WRITTEN TASK → How many lines hold the string "rain"? Give only the number.

ENTRIES SUPPLIED →
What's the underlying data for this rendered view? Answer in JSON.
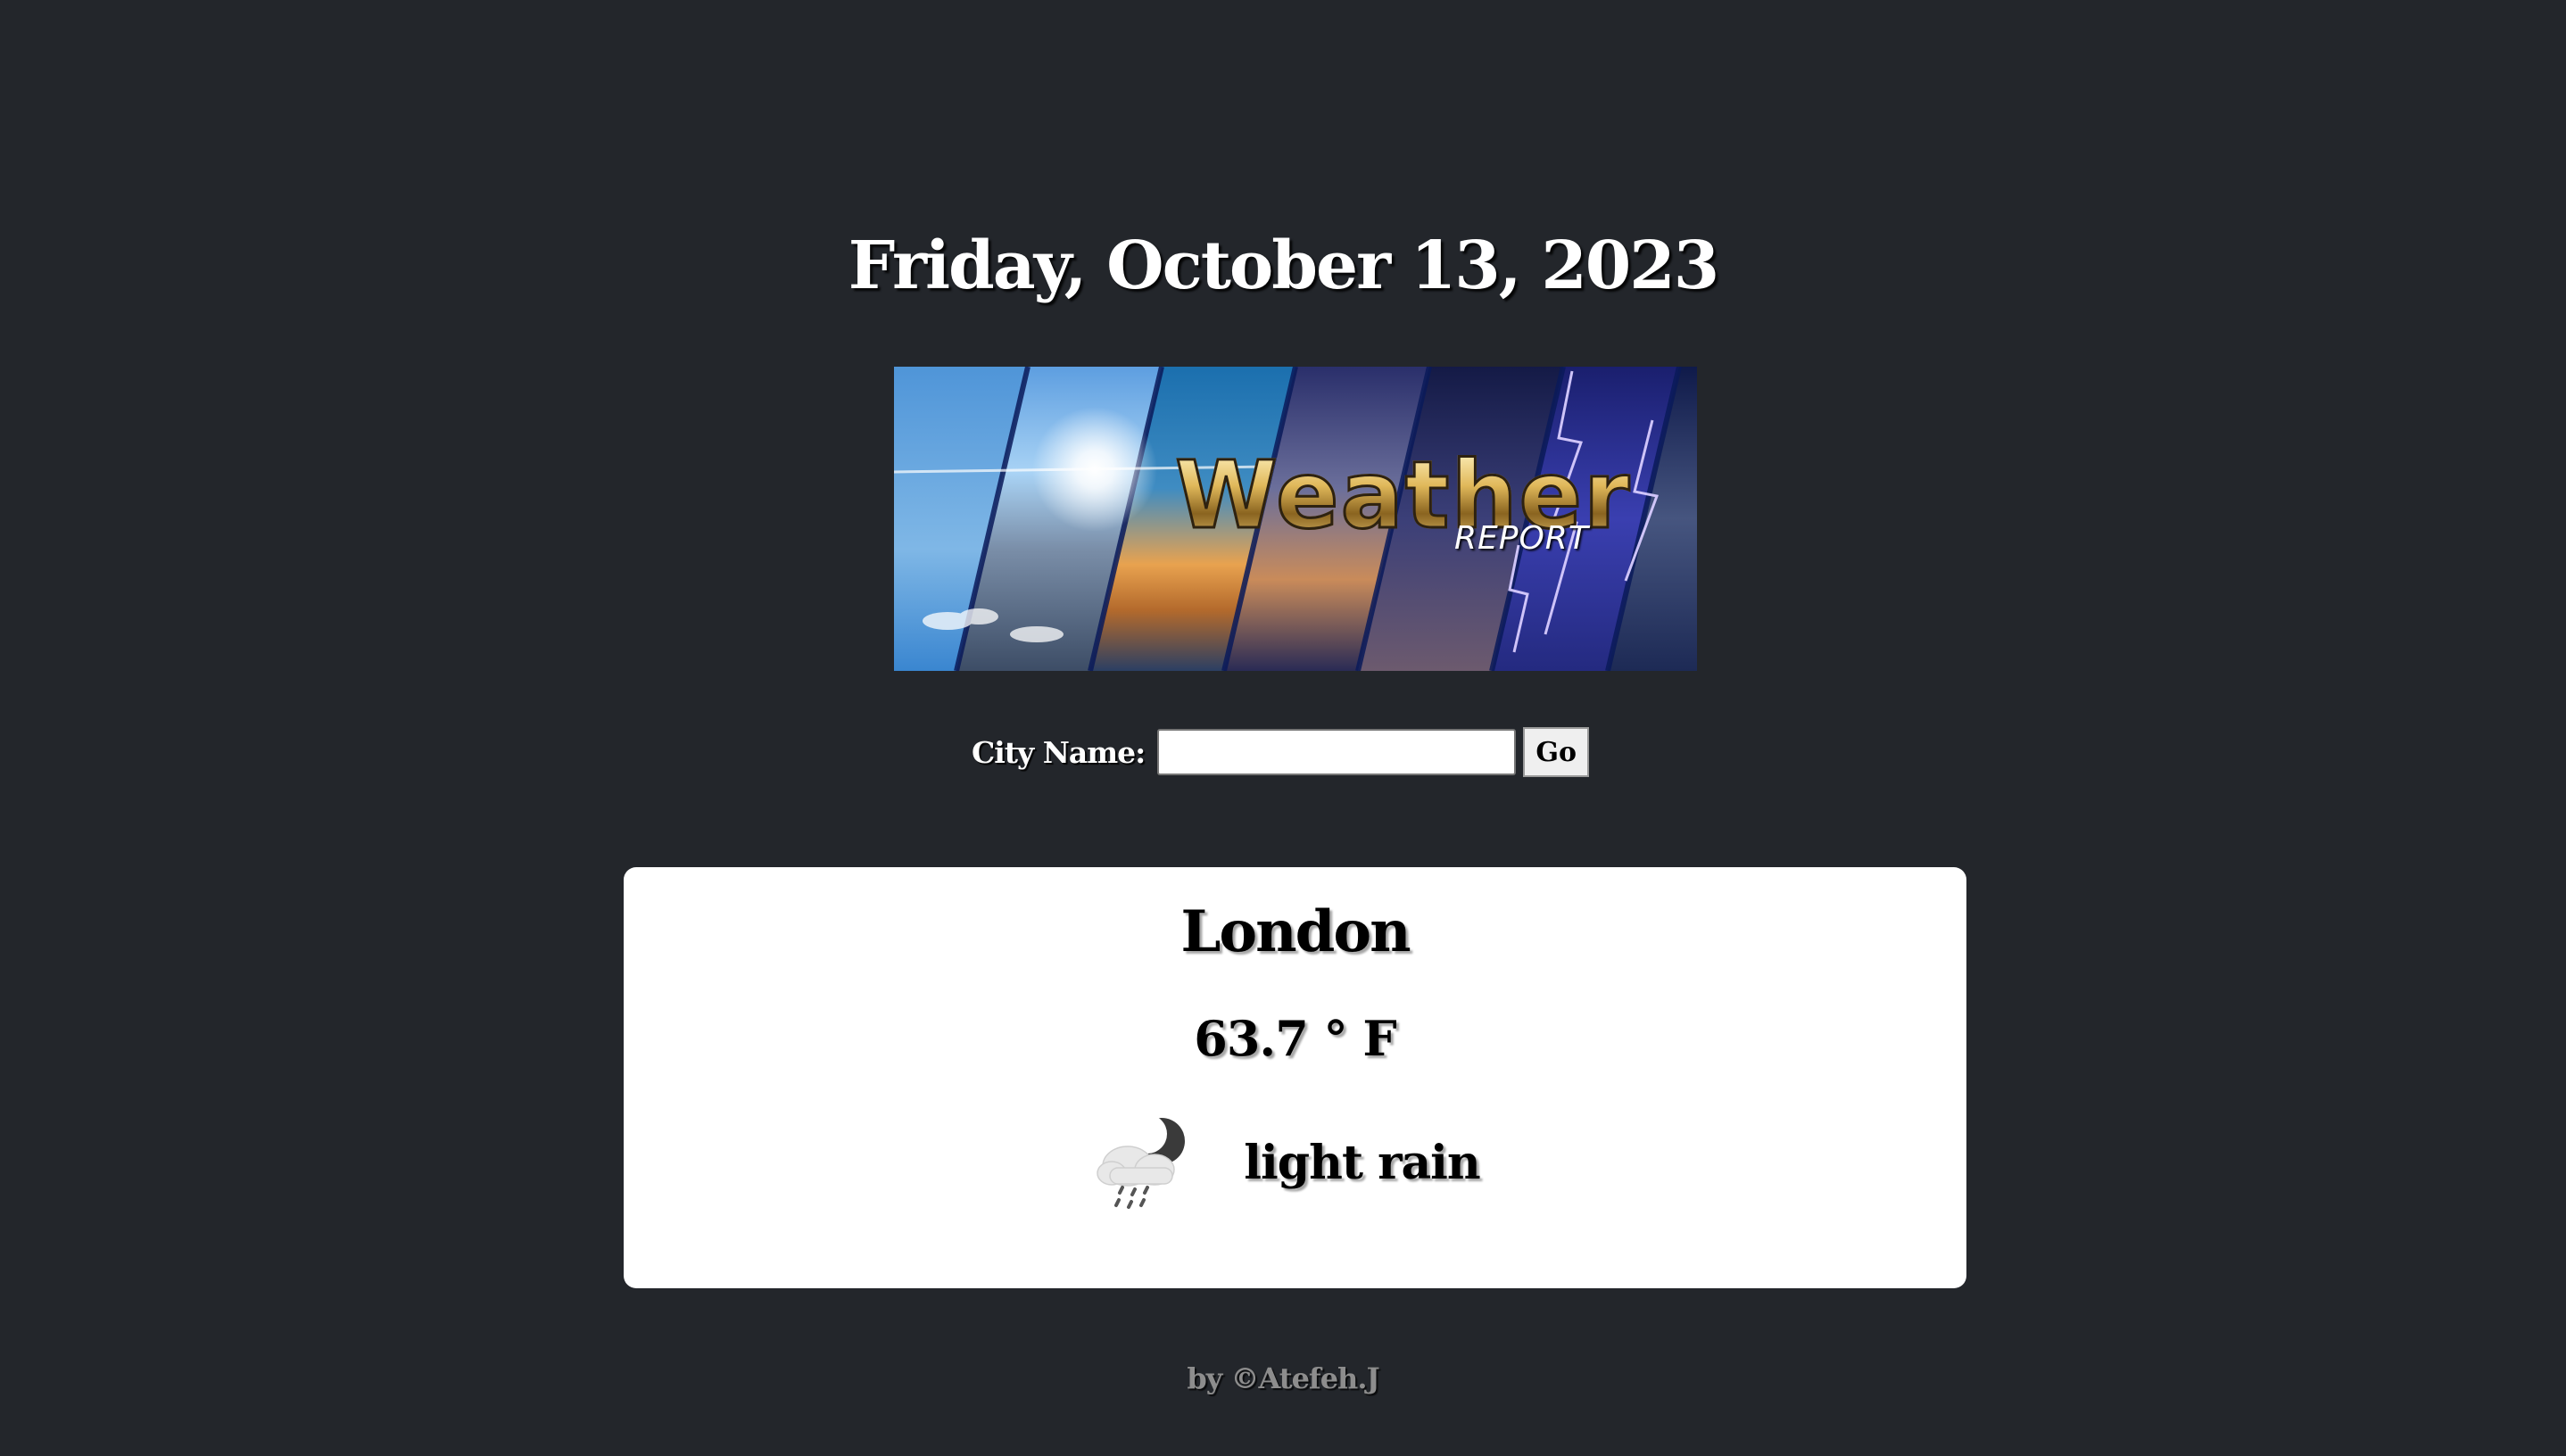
{
  "header": {
    "date": "Friday, October 13, 2023"
  },
  "banner": {
    "title": "Weather",
    "subtitle": "REPORT",
    "image": "weather-report-banner"
  },
  "search": {
    "label": "City Name:",
    "value": "",
    "placeholder": "",
    "button_label": "Go"
  },
  "weather": {
    "city": "London",
    "temperature": "63.7 ° F",
    "condition": "light rain",
    "icon": "night-light-rain-icon"
  },
  "footer": {
    "credit": "by ©Atefeh.J"
  },
  "colors": {
    "background": "#23262b",
    "card": "#ffffff",
    "footer_text": "#8d8d8d"
  }
}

THE RESULT → 2